Requirements:
Reproduce every line of the records below word for word, keeping the original order.

Entries drawn from a collection:
_ _ _ _

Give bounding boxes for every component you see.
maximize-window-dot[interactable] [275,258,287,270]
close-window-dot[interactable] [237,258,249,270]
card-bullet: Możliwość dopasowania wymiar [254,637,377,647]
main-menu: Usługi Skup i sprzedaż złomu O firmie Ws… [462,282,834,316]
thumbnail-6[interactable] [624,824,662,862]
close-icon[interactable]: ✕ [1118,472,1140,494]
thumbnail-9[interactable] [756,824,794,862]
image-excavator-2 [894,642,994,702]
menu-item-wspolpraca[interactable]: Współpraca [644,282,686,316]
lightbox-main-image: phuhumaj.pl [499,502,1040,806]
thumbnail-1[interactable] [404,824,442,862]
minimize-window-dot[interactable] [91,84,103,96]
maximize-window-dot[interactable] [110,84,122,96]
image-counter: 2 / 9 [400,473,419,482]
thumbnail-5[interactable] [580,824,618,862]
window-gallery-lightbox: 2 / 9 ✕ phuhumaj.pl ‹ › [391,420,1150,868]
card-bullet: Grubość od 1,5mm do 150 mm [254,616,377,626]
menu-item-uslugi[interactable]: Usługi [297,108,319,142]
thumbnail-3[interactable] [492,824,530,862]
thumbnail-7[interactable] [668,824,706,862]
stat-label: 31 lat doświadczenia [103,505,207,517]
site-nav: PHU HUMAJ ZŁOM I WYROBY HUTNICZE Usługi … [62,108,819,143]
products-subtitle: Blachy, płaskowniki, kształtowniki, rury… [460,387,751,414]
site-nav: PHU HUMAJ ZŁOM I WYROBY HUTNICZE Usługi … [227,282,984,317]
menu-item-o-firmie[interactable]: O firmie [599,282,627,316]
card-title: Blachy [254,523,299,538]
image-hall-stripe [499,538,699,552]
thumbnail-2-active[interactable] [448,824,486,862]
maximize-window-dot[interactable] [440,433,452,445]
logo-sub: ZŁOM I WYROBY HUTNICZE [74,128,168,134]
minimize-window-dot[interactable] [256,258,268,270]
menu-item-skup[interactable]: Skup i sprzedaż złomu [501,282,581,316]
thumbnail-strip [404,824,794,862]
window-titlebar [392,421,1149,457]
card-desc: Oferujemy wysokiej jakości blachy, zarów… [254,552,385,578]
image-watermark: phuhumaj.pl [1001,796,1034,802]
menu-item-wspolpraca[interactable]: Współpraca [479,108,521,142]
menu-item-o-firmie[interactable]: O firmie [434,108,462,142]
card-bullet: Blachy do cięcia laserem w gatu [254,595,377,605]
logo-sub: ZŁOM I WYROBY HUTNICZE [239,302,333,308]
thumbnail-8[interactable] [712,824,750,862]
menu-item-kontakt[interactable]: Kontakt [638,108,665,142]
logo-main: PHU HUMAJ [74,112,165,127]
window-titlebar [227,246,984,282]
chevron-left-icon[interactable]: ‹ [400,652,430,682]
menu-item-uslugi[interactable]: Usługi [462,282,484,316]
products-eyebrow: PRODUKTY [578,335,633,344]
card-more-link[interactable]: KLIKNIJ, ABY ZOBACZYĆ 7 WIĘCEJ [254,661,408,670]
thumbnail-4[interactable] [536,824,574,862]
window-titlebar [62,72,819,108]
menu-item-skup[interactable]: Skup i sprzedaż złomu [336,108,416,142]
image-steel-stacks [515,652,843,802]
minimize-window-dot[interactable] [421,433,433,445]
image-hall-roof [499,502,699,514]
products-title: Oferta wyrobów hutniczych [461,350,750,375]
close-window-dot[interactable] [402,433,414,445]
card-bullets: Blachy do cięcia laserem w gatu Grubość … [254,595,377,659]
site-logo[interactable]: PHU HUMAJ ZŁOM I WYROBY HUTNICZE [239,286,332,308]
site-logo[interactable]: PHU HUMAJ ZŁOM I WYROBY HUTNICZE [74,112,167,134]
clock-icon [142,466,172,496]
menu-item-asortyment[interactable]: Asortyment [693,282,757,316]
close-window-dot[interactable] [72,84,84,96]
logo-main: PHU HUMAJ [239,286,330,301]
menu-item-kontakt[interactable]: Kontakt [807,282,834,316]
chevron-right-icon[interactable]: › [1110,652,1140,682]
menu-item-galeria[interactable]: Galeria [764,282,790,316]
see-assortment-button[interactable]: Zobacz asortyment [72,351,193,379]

_ _ _ _

Task response:
Give bounding boxes for every component you see.
maximize-window-dot[interactable] [275,258,287,270]
close-window-dot[interactable] [237,258,249,270]
card-bullet: Możliwość dopasowania wymiar [254,637,377,647]
main-menu: Usługi Skup i sprzedaż złomu O firmie Ws… [462,282,834,316]
thumbnail-6[interactable] [624,824,662,862]
close-icon[interactable]: ✕ [1118,472,1140,494]
thumbnail-9[interactable] [756,824,794,862]
image-excavator-2 [894,642,994,702]
menu-item-wspolpraca[interactable]: Współpraca [644,282,686,316]
lightbox-main-image: phuhumaj.pl [499,502,1040,806]
thumbnail-1[interactable] [404,824,442,862]
minimize-window-dot[interactable] [91,84,103,96]
maximize-window-dot[interactable] [110,84,122,96]
image-counter: 2 / 9 [400,473,419,482]
thumbnail-5[interactable] [580,824,618,862]
window-gallery-lightbox: 2 / 9 ✕ phuhumaj.pl ‹ › [391,420,1150,868]
card-bullet: Grubość od 1,5mm do 150 mm [254,616,377,626]
menu-item-uslugi[interactable]: Usługi [297,108,319,142]
thumbnail-3[interactable] [492,824,530,862]
thumbnail-7[interactable] [668,824,706,862]
stat-label: 31 lat doświadczenia [103,505,207,517]
site-nav: PHU HUMAJ ZŁOM I WYROBY HUTNICZE Usługi … [62,108,819,143]
products-subtitle: Blachy, płaskowniki, kształtowniki, rury… [460,387,751,414]
site-nav: PHU HUMAJ ZŁOM I WYROBY HUTNICZE Usługi … [227,282,984,317]
menu-item-o-firmie[interactable]: O firmie [599,282,627,316]
card-title: Blachy [254,523,299,538]
image-hall-stripe [499,538,699,552]
thumbnail-2-active[interactable] [448,824,486,862]
maximize-window-dot[interactable] [440,433,452,445]
logo-sub: ZŁOM I WYROBY HUTNICZE [74,128,168,134]
minimize-window-dot[interactable] [256,258,268,270]
menu-item-skup[interactable]: Skup i sprzedaż złomu [501,282,581,316]
thumbnail-strip [404,824,794,862]
window-titlebar [392,421,1149,457]
card-desc: Oferujemy wysokiej jakości blachy, zarów… [254,552,385,578]
image-watermark: phuhumaj.pl [1001,796,1034,802]
menu-item-wspolpraca[interactable]: Współpraca [479,108,521,142]
menu-item-o-firmie[interactable]: O firmie [434,108,462,142]
card-bullet: Blachy do cięcia laserem w gatu [254,595,377,605]
logo-sub: ZŁOM I WYROBY HUTNICZE [239,302,333,308]
thumbnail-8[interactable] [712,824,750,862]
menu-item-kontakt[interactable]: Kontakt [638,108,665,142]
logo-main: PHU HUMAJ [74,112,165,127]
window-titlebar [227,246,984,282]
chevron-left-icon[interactable]: ‹ [400,652,430,682]
menu-item-uslugi[interactable]: Usługi [462,282,484,316]
products-eyebrow: PRODUKTY [578,335,633,344]
card-more-link[interactable]: KLIKNIJ, ABY ZOBACZYĆ 7 WIĘCEJ [254,661,408,670]
thumbnail-4[interactable] [536,824,574,862]
window-titlebar [62,72,819,108]
menu-item-skup[interactable]: Skup i sprzedaż złomu [336,108,416,142]
image-steel-stacks [515,652,843,802]
minimize-window-dot[interactable] [421,433,433,445]
image-hall-roof [499,502,699,514]
products-title: Oferta wyrobów hutniczych [461,350,750,375]
close-window-dot[interactable] [402,433,414,445]
card-bullets: Blachy do cięcia laserem w gatu Grubość … [254,595,377,659]
site-logo[interactable]: PHU HUMAJ ZŁOM I WYROBY HUTNICZE [239,286,332,308]
site-logo[interactable]: PHU HUMAJ ZŁOM I WYROBY HUTNICZE [74,112,167,134]
clock-icon [142,466,172,496]
menu-item-asortyment[interactable]: Asortyment [693,282,757,316]
close-window-dot[interactable] [72,84,84,96]
logo-main: PHU HUMAJ [239,286,330,301]
menu-item-kontakt[interactable]: Kontakt [807,282,834,316]
chevron-right-icon[interactable]: › [1110,652,1140,682]
menu-item-galeria[interactable]: Galeria [764,282,790,316]
see-assortment-button[interactable]: Zobacz asortyment [72,351,193,379]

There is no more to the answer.